- **Problem statement**
What is the number of lines holding the word "Pressures"? Give that number alone.

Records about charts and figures
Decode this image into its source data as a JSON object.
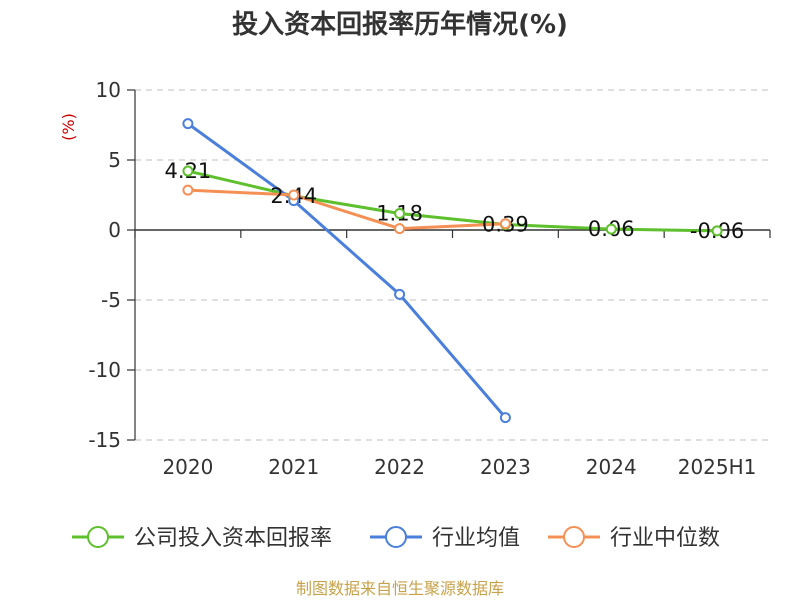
{
  "chart_data": {
    "type": "line",
    "title": "投入资本回报率历年情况(%)",
    "ylabel": "(%)",
    "categories": [
      "2020",
      "2021",
      "2022",
      "2023",
      "2024",
      "2025H1"
    ],
    "ylim": [
      -15,
      10
    ],
    "yticks": [
      10,
      5,
      0,
      -5,
      -10,
      -15
    ],
    "grid": true,
    "legend_position": "bottom",
    "series": [
      {
        "name": "公司投入资本回报率",
        "color": "#5ec02c",
        "values": [
          4.21,
          2.44,
          1.18,
          0.39,
          0.06,
          -0.06
        ],
        "labels": [
          "4.21",
          "2.44",
          "1.18",
          "0.39",
          "0.06",
          "-0.06"
        ]
      },
      {
        "name": "行业均值",
        "color": "#4a7fdc",
        "values": [
          7.6,
          2.1,
          -4.6,
          -13.4,
          null,
          null
        ]
      },
      {
        "name": "行业中位数",
        "color": "#f59055",
        "values": [
          2.85,
          2.5,
          0.1,
          0.45,
          null,
          null
        ]
      }
    ]
  },
  "footer": {
    "source": "制图数据来自恒生聚源数据库"
  }
}
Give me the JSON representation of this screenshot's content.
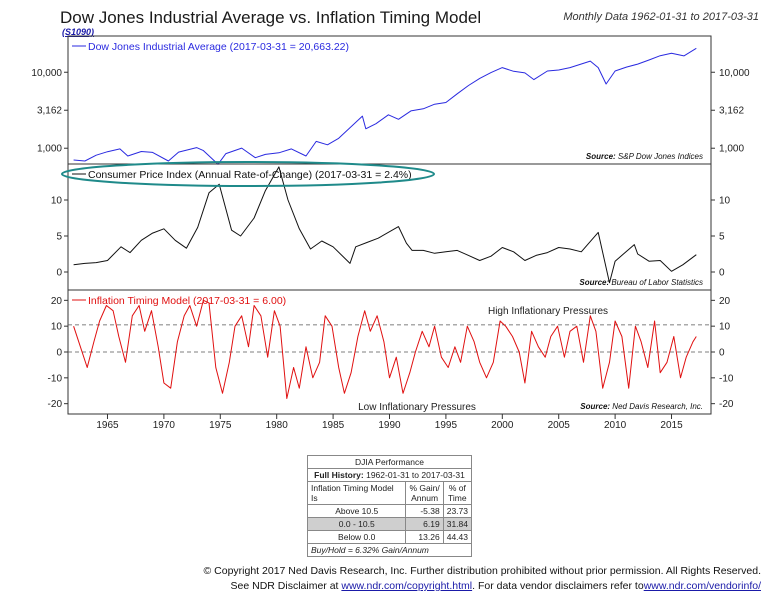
{
  "header": {
    "title": "Dow Jones Industrial Average vs. Inflation Timing Model",
    "code": "(S1090)",
    "subtitle": "Monthly Data 1962-01-31 to 2017-03-31"
  },
  "colors": {
    "djia": "#2a2ae0",
    "cpi": "#111111",
    "model": "#e01010",
    "ellipse": "#1f8a8a"
  },
  "chart_data": [
    {
      "type": "line",
      "panel": "top",
      "scale": "log",
      "legend": "Dow Jones Industrial Average (2017-03-31 = 20,663.22)",
      "source_label": "Source:",
      "source_text": "S&P Dow Jones Indices",
      "yticks": [
        1000,
        3162,
        10000
      ],
      "ytick_labels": [
        "1,000",
        "3,162",
        "10,000"
      ],
      "ylim": [
        620,
        30000
      ],
      "x": [
        1962.0,
        1963.0,
        1964.0,
        1965.0,
        1966.1,
        1966.8,
        1968.0,
        1969.0,
        1970.4,
        1971.3,
        1972.9,
        1973.5,
        1974.8,
        1975.5,
        1976.9,
        1978.1,
        1979.0,
        1980.2,
        1981.3,
        1982.6,
        1983.5,
        1984.5,
        1985.5,
        1987.6,
        1987.9,
        1988.8,
        1989.9,
        1990.8,
        1991.9,
        1993.0,
        1994.0,
        1995.0,
        1996.0,
        1997.0,
        1998.0,
        1999.0,
        2000.0,
        2001.0,
        2002.0,
        2002.8,
        2004.0,
        2005.0,
        2006.0,
        2007.8,
        2008.5,
        2009.2,
        2010.0,
        2011.0,
        2012.0,
        2013.0,
        2014.0,
        2015.0,
        2016.1,
        2017.2
      ],
      "values": [
        700,
        680,
        810,
        900,
        980,
        790,
        905,
        880,
        680,
        890,
        1020,
        930,
        615,
        850,
        1004,
        750,
        830,
        870,
        980,
        790,
        1230,
        1110,
        1350,
        2650,
        1800,
        2100,
        2750,
        2400,
        3100,
        3300,
        3800,
        4000,
        5200,
        6700,
        8300,
        9900,
        11500,
        10300,
        9800,
        8000,
        10400,
        10700,
        11500,
        14000,
        11500,
        7000,
        10400,
        11700,
        12800,
        14500,
        16500,
        17800,
        16400,
        20663
      ]
    },
    {
      "type": "line",
      "panel": "middle",
      "legend": "Consumer Price Index (Annual Rate-of-Change) (2017-03-31 = 2.4%)",
      "source_label": "Source:",
      "source_text": "Bureau of Labor Statistics",
      "yticks": [
        0,
        5,
        10
      ],
      "ytick_labels": [
        "0",
        "5",
        "10"
      ],
      "ylim": [
        -2.5,
        15
      ],
      "x": [
        1962.0,
        1963.0,
        1964.0,
        1965.0,
        1966.2,
        1967.0,
        1968.0,
        1969.0,
        1970.0,
        1971.0,
        1972.0,
        1973.0,
        1974.0,
        1974.9,
        1976.0,
        1976.8,
        1978.0,
        1979.0,
        1980.2,
        1981.0,
        1982.0,
        1983.0,
        1984.0,
        1985.0,
        1986.5,
        1987.0,
        1988.0,
        1989.0,
        1990.8,
        1991.5,
        1992.0,
        1993.0,
        1994.0,
        1995.0,
        1996.0,
        1997.0,
        1998.0,
        1999.0,
        2000.0,
        2001.0,
        2002.0,
        2003.0,
        2004.0,
        2005.0,
        2006.0,
        2007.0,
        2008.5,
        2009.5,
        2010.0,
        2011.7,
        2012.0,
        2013.0,
        2014.0,
        2015.0,
        2016.0,
        2017.2
      ],
      "values": [
        1.0,
        1.2,
        1.3,
        1.6,
        3.5,
        2.7,
        4.4,
        5.4,
        6.0,
        4.4,
        3.3,
        6.2,
        11.0,
        12.2,
        5.8,
        5.0,
        7.5,
        11.3,
        14.6,
        10.0,
        6.0,
        3.2,
        4.3,
        3.5,
        1.2,
        3.5,
        4.1,
        4.7,
        6.3,
        4.0,
        3.0,
        3.0,
        2.6,
        2.8,
        3.0,
        2.3,
        1.6,
        2.2,
        3.4,
        2.8,
        1.6,
        2.3,
        2.7,
        3.4,
        3.2,
        2.8,
        5.5,
        -1.5,
        1.5,
        3.8,
        2.5,
        1.5,
        1.6,
        0.1,
        1.0,
        2.4
      ]
    },
    {
      "type": "line",
      "panel": "bottom",
      "legend": "Inflation Timing Model (2017-03-31 = 6.00)",
      "source_label": "Source:",
      "source_text": "Ned Davis Research, Inc.",
      "high_label": "High Inflationary Pressures",
      "low_label": "Low Inflationary Pressures",
      "thresholds": [
        10.5,
        0
      ],
      "yticks": [
        -20,
        -10,
        0,
        10,
        20
      ],
      "ytick_labels": [
        "-20",
        "-10",
        "0",
        "10",
        "20"
      ],
      "ylim": [
        -24,
        24
      ],
      "xticks": [
        1965,
        1970,
        1975,
        1980,
        1985,
        1990,
        1995,
        2000,
        2005,
        2010,
        2015
      ],
      "xtick_labels": [
        "1965",
        "1970",
        "1975",
        "1980",
        "1985",
        "1990",
        "1995",
        "2000",
        "2005",
        "2010",
        "2015"
      ],
      "xlim": [
        1961.5,
        2018.5
      ],
      "x": [
        1962.0,
        1962.6,
        1963.2,
        1963.8,
        1964.3,
        1964.9,
        1965.5,
        1966.0,
        1966.6,
        1967.2,
        1967.8,
        1968.3,
        1968.9,
        1969.5,
        1970.0,
        1970.6,
        1971.2,
        1971.8,
        1972.3,
        1972.9,
        1973.5,
        1974.0,
        1974.6,
        1975.2,
        1975.8,
        1976.3,
        1976.9,
        1977.5,
        1978.0,
        1978.6,
        1979.2,
        1979.8,
        1980.3,
        1980.9,
        1981.5,
        1982.0,
        1982.6,
        1983.2,
        1983.8,
        1984.3,
        1984.9,
        1985.5,
        1986.0,
        1986.6,
        1987.2,
        1987.8,
        1988.3,
        1988.9,
        1989.5,
        1990.0,
        1990.6,
        1991.2,
        1991.8,
        1992.3,
        1992.9,
        1993.5,
        1994.0,
        1994.6,
        1995.2,
        1995.8,
        1996.3,
        1996.9,
        1997.5,
        1998.0,
        1998.6,
        1999.2,
        1999.8,
        2000.3,
        2000.9,
        2001.5,
        2002.0,
        2002.6,
        2003.2,
        2003.8,
        2004.3,
        2004.9,
        2005.5,
        2006.0,
        2006.6,
        2007.2,
        2007.8,
        2008.3,
        2008.9,
        2009.5,
        2010.0,
        2010.6,
        2011.2,
        2011.8,
        2012.3,
        2012.9,
        2013.5,
        2014.0,
        2014.6,
        2015.2,
        2015.8,
        2016.3,
        2016.9,
        2017.2
      ],
      "values": [
        10,
        2,
        -6,
        4,
        12,
        18,
        16,
        6,
        -4,
        14,
        18,
        8,
        16,
        2,
        -12,
        -14,
        4,
        14,
        18,
        10,
        20,
        19,
        -6,
        -16,
        -4,
        10,
        14,
        2,
        18,
        14,
        -2,
        16,
        10,
        -18,
        -6,
        -14,
        2,
        -10,
        -4,
        14,
        10,
        -6,
        -16,
        -8,
        6,
        16,
        8,
        14,
        4,
        -10,
        -2,
        -16,
        -8,
        0,
        8,
        2,
        10,
        -2,
        -6,
        2,
        -4,
        10,
        4,
        -4,
        -10,
        -4,
        12,
        10,
        6,
        0,
        -12,
        8,
        2,
        -2,
        6,
        10,
        -2,
        8,
        10,
        -4,
        14,
        8,
        -14,
        -4,
        12,
        6,
        -14,
        10,
        4,
        -6,
        12,
        -8,
        -4,
        6,
        -10,
        -2,
        4,
        6
      ]
    }
  ],
  "performance": {
    "title": "DJIA Performance",
    "history_label": "Full History:",
    "history_range": "1962-01-31 to 2017-03-31",
    "col_model": "Inflation Timing Model Is",
    "col_gain_1": "% Gain/",
    "col_gain_2": "Annum",
    "col_time_1": "% of",
    "col_time_2": "Time",
    "rows": [
      {
        "label": "Above 10.5",
        "gain": "-5.38",
        "time": "23.73"
      },
      {
        "label": "0.0 - 10.5",
        "gain": "6.19",
        "time": "31.84"
      },
      {
        "label": "Below 0.0",
        "gain": "13.26",
        "time": "44.43"
      }
    ],
    "buy_hold": "Buy/Hold = 6.32% Gain/Annum"
  },
  "footer": {
    "line1": "© Copyright 2017 Ned Davis Research, Inc. Further distribution prohibited without prior permission. All Rights Reserved.",
    "line2_pre": "See NDR Disclaimer at ",
    "line2_link1": "www.ndr.com/copyright.html",
    "line2_mid": ". For data vendor disclaimers refer to",
    "line2_link2": "www.ndr.com/vendorinfo/"
  }
}
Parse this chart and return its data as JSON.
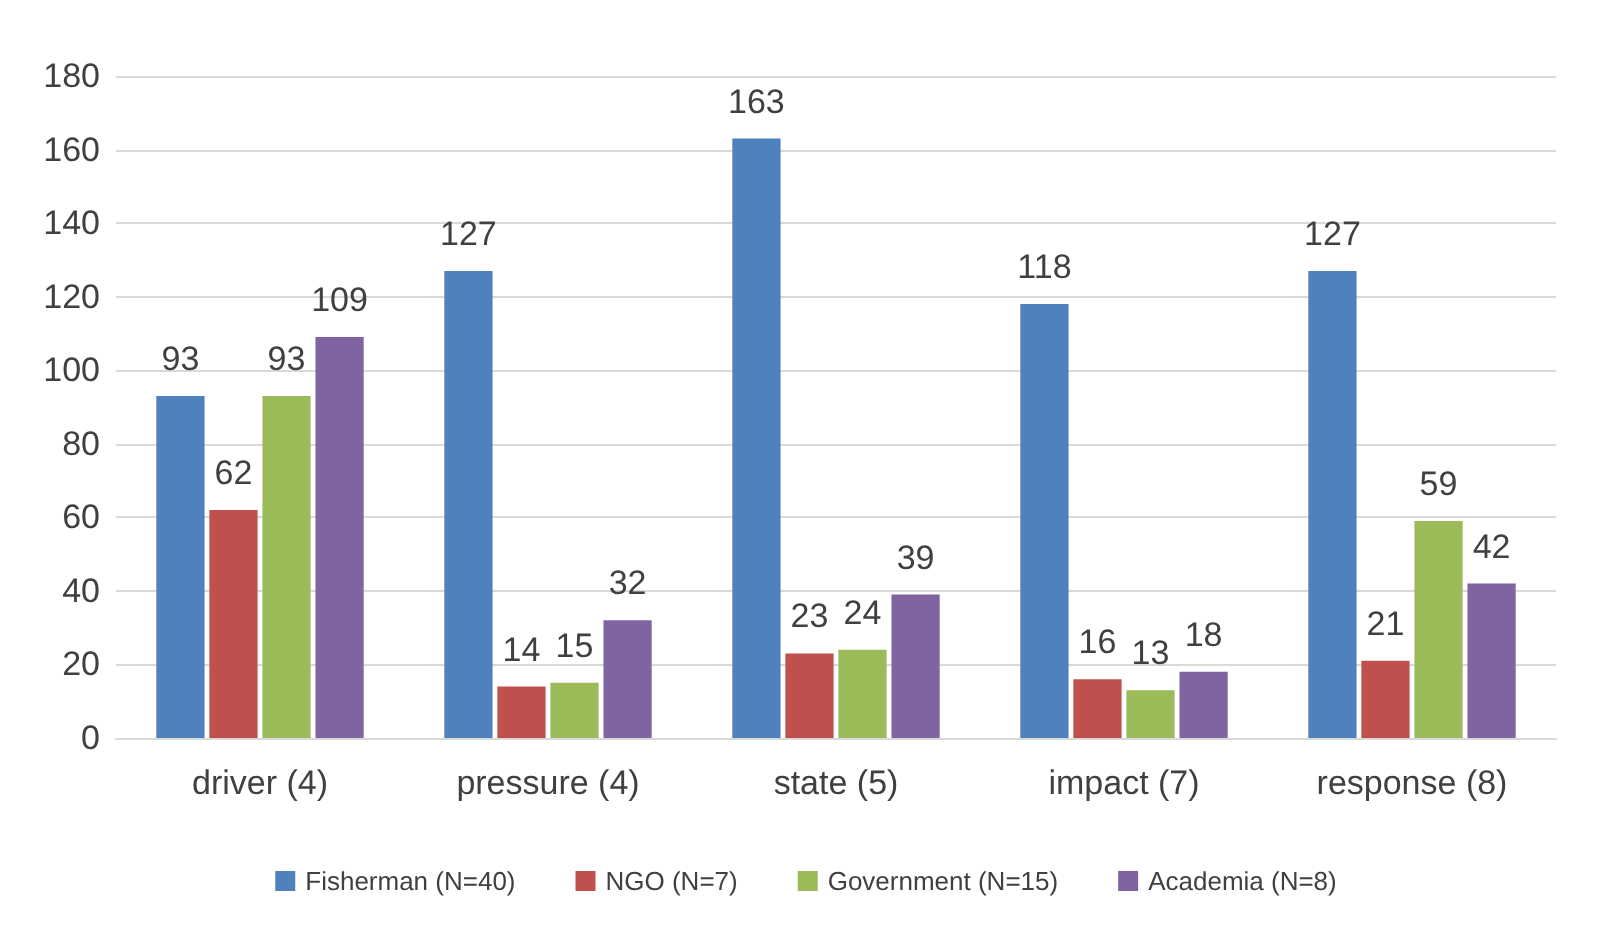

- **Exercise answer**
2